**Items from a dataset**
◇ ◇ ◇ ◇
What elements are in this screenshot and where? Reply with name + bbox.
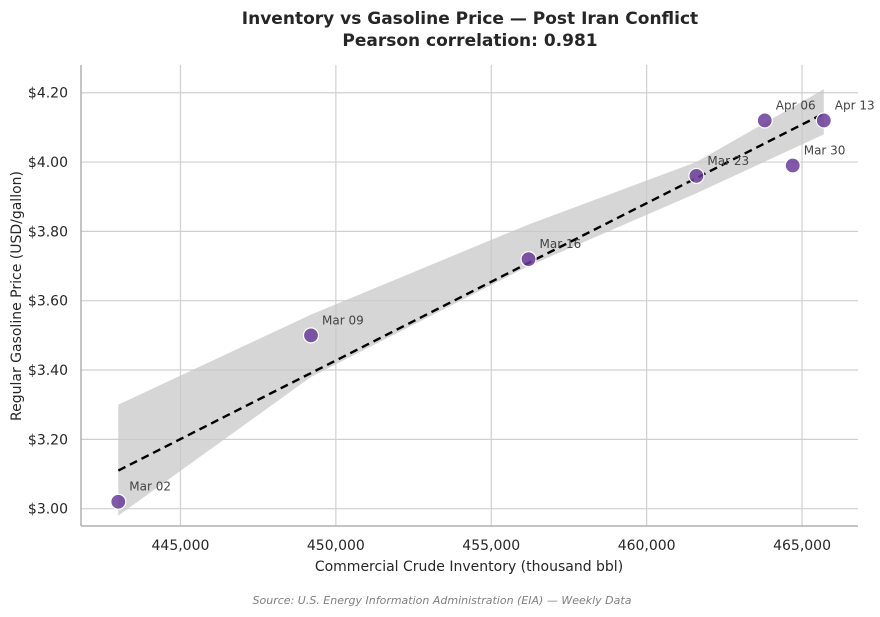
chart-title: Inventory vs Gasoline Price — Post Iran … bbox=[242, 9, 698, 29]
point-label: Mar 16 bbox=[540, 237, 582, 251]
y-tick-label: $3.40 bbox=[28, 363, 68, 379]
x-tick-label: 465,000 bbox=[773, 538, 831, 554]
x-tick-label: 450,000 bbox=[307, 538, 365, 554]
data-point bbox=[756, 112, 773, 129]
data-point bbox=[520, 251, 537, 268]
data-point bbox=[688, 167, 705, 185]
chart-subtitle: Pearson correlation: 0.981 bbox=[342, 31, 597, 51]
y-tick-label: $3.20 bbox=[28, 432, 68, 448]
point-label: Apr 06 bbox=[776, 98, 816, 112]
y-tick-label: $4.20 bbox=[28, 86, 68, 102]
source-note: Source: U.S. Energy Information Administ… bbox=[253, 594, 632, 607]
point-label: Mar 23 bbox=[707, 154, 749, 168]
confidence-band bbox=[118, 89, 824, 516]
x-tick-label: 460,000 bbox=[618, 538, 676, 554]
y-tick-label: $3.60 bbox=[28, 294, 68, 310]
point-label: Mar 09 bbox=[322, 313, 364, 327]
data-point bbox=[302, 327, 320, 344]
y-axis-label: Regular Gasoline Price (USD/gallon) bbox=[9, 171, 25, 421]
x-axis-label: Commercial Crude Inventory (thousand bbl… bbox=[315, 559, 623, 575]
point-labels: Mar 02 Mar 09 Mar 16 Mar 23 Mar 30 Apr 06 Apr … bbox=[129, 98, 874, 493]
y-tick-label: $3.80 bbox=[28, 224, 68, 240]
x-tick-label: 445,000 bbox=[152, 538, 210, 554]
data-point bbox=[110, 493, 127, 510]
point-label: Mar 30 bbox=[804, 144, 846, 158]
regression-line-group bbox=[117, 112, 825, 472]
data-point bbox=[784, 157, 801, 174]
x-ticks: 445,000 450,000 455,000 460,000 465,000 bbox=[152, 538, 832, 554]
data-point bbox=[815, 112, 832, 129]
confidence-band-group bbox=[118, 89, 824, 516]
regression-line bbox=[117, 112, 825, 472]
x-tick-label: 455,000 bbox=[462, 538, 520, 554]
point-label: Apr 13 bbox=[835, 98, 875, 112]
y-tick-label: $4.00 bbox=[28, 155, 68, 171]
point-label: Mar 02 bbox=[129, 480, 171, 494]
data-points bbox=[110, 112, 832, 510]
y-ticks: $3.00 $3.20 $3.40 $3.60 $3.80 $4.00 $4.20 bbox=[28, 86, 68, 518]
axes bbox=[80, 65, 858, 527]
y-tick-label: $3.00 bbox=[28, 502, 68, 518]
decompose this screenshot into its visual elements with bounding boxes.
◇ ◇ ◇ ◇
**Problem requirements**
Reproduce, line for line and unchanged, the stretch of the material from the line containing "chart-title: Inventory vs" through the line containing "y-tick-label: $3.80 bbox=[28, 224, 68, 240]", including both of those lines.

**Expected answer**
chart-title: Inventory vs Gasoline Price — Post Iran … bbox=[242, 9, 698, 29]
point-label: Mar 16 bbox=[540, 237, 582, 251]
y-tick-label: $3.40 bbox=[28, 363, 68, 379]
x-tick-label: 465,000 bbox=[773, 538, 831, 554]
x-tick-label: 450,000 bbox=[307, 538, 365, 554]
data-point bbox=[756, 112, 773, 129]
data-point bbox=[520, 251, 537, 268]
data-point bbox=[688, 167, 705, 185]
chart-subtitle: Pearson correlation: 0.981 bbox=[342, 31, 597, 51]
y-tick-label: $3.20 bbox=[28, 432, 68, 448]
point-label: Apr 06 bbox=[776, 98, 816, 112]
y-tick-label: $4.20 bbox=[28, 86, 68, 102]
source-note: Source: U.S. Energy Information Administ… bbox=[253, 594, 632, 607]
point-label: Mar 23 bbox=[707, 154, 749, 168]
confidence-band bbox=[118, 89, 824, 516]
x-tick-label: 460,000 bbox=[618, 538, 676, 554]
y-tick-label: $3.60 bbox=[28, 294, 68, 310]
point-label: Mar 09 bbox=[322, 313, 364, 327]
data-point bbox=[302, 327, 320, 344]
y-axis-label: Regular Gasoline Price (USD/gallon) bbox=[9, 171, 25, 421]
x-axis-label: Commercial Crude Inventory (thousand bbl… bbox=[315, 559, 623, 575]
point-labels: Mar 02 Mar 09 Mar 16 Mar 23 Mar 30 Apr 06 Apr … bbox=[129, 98, 874, 493]
y-tick-label: $3.80 bbox=[28, 224, 68, 240]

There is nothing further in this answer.